Below are the records. List every line holding the word "funcțiune".
★ ★ ★ ★ ★ ★ ★
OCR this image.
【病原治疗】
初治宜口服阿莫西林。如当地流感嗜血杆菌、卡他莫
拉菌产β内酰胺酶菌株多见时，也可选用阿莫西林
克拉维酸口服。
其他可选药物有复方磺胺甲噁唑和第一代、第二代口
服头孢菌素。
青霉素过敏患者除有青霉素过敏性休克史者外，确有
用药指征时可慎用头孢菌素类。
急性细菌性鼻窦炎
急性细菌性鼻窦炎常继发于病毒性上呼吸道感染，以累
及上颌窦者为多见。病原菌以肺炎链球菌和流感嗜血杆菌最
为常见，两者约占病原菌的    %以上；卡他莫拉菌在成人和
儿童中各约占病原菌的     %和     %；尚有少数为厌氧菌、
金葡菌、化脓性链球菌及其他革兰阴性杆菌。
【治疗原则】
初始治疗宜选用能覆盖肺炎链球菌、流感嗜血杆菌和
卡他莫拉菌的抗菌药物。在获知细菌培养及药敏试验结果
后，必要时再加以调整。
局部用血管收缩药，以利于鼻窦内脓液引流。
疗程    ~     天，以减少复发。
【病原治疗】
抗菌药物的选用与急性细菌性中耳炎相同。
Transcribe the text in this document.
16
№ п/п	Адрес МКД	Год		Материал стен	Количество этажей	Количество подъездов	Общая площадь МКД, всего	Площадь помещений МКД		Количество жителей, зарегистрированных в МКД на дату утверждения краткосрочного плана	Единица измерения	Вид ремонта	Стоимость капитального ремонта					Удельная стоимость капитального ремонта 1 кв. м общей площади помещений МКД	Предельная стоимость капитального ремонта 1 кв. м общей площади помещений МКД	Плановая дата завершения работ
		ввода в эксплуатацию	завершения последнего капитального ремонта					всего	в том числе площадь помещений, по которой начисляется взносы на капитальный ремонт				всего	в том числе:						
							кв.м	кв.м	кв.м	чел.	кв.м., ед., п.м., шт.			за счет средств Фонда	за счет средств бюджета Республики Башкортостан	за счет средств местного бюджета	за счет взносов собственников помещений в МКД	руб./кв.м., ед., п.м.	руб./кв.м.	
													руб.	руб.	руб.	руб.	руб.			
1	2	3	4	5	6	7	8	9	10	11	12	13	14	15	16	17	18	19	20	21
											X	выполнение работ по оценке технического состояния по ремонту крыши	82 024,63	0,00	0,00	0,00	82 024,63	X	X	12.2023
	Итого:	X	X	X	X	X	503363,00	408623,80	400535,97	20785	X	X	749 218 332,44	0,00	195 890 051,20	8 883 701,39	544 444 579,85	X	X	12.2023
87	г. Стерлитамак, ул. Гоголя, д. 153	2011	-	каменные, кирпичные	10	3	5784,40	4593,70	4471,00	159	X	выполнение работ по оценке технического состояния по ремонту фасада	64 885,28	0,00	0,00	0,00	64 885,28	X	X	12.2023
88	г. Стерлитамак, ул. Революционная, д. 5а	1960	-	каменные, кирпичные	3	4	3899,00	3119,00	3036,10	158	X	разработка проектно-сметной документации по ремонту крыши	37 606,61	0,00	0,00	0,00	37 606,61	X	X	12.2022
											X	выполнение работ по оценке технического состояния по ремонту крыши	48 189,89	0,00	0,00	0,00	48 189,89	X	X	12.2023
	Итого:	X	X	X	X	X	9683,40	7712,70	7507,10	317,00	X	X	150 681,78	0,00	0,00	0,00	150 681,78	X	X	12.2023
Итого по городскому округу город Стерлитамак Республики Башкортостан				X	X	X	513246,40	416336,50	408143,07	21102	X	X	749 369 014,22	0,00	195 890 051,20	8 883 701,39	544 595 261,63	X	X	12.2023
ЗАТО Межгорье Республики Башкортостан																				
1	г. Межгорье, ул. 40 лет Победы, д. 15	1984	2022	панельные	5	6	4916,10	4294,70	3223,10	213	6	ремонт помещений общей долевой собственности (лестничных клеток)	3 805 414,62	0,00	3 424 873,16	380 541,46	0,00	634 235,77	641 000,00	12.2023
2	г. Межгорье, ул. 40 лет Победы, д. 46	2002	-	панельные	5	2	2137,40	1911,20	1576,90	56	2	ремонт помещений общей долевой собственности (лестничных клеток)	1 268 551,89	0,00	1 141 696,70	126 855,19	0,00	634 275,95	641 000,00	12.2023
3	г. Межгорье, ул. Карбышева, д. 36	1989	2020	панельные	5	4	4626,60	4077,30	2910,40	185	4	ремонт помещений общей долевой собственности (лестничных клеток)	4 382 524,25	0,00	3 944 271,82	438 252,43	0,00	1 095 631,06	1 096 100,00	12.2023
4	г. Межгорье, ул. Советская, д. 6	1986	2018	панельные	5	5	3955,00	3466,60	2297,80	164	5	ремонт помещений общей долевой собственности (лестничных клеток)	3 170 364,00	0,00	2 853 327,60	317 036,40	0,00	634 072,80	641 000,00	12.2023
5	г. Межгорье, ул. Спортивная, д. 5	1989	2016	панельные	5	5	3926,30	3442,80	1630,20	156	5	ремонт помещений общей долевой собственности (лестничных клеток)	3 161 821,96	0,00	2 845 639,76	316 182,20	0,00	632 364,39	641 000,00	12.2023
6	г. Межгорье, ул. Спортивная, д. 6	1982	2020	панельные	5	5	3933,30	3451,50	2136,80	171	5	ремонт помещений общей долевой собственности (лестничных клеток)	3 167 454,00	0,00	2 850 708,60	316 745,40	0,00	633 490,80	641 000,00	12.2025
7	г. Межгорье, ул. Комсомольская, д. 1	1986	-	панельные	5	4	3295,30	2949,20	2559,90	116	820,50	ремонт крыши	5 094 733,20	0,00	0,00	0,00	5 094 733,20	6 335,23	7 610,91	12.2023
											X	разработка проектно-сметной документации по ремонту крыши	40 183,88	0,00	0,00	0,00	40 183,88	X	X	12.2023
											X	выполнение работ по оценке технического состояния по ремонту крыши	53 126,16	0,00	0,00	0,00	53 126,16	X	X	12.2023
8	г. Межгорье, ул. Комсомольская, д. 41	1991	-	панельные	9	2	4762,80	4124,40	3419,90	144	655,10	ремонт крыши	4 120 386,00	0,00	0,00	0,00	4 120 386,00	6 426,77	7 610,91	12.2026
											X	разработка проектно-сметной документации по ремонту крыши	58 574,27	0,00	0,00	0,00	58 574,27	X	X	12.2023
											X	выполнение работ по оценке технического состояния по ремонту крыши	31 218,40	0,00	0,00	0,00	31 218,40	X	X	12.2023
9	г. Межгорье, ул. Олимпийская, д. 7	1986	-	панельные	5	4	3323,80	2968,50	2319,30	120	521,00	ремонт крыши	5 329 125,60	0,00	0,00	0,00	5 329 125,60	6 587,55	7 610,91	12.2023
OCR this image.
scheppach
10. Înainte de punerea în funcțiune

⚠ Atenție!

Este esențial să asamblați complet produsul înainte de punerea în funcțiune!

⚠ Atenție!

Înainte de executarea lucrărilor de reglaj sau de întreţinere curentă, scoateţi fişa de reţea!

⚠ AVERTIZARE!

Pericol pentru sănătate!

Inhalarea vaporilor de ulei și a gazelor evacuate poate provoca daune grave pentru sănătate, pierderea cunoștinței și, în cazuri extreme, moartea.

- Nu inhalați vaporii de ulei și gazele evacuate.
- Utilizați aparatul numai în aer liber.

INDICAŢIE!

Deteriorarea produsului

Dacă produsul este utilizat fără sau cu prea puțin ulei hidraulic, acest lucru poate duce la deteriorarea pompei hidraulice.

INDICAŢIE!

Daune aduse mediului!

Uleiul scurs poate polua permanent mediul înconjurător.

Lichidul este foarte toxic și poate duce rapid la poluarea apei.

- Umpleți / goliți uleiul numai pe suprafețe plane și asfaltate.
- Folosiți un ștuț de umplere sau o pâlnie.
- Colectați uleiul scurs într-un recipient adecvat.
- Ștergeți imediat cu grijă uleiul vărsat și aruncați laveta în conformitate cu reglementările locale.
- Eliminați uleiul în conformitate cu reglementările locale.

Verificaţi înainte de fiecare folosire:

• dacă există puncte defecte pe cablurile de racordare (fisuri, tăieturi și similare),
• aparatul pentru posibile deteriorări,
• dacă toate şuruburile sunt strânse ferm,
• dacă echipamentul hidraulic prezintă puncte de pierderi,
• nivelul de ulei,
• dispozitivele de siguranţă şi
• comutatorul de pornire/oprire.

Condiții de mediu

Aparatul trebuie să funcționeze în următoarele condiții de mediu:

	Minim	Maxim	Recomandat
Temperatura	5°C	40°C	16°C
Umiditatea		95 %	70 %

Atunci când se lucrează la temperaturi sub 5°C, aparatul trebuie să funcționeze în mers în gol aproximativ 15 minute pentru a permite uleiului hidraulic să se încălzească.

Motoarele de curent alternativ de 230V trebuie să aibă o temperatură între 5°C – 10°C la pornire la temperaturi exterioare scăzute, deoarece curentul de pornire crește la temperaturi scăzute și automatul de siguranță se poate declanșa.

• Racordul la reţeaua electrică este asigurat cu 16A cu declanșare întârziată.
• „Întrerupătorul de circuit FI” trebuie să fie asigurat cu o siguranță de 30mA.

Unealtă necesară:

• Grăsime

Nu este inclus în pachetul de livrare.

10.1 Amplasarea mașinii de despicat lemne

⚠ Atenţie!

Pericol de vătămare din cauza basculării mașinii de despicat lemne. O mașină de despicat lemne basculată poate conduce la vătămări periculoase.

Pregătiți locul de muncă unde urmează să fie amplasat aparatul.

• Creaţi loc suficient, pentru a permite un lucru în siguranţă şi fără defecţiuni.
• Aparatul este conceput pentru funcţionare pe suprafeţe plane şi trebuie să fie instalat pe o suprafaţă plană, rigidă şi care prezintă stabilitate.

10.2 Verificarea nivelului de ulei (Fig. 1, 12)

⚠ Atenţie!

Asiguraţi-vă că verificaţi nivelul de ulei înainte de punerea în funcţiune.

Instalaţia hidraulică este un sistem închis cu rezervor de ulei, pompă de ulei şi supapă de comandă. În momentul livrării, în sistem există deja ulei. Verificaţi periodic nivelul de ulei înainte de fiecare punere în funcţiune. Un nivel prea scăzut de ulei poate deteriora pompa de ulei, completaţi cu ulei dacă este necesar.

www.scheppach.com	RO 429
★ ★ ★ ★ ★ ★ ★
Full solution:
10. Înainte de punerea în funcțiune
Este esențial să asamblați complet produsul înainte de punerea în funcțiune!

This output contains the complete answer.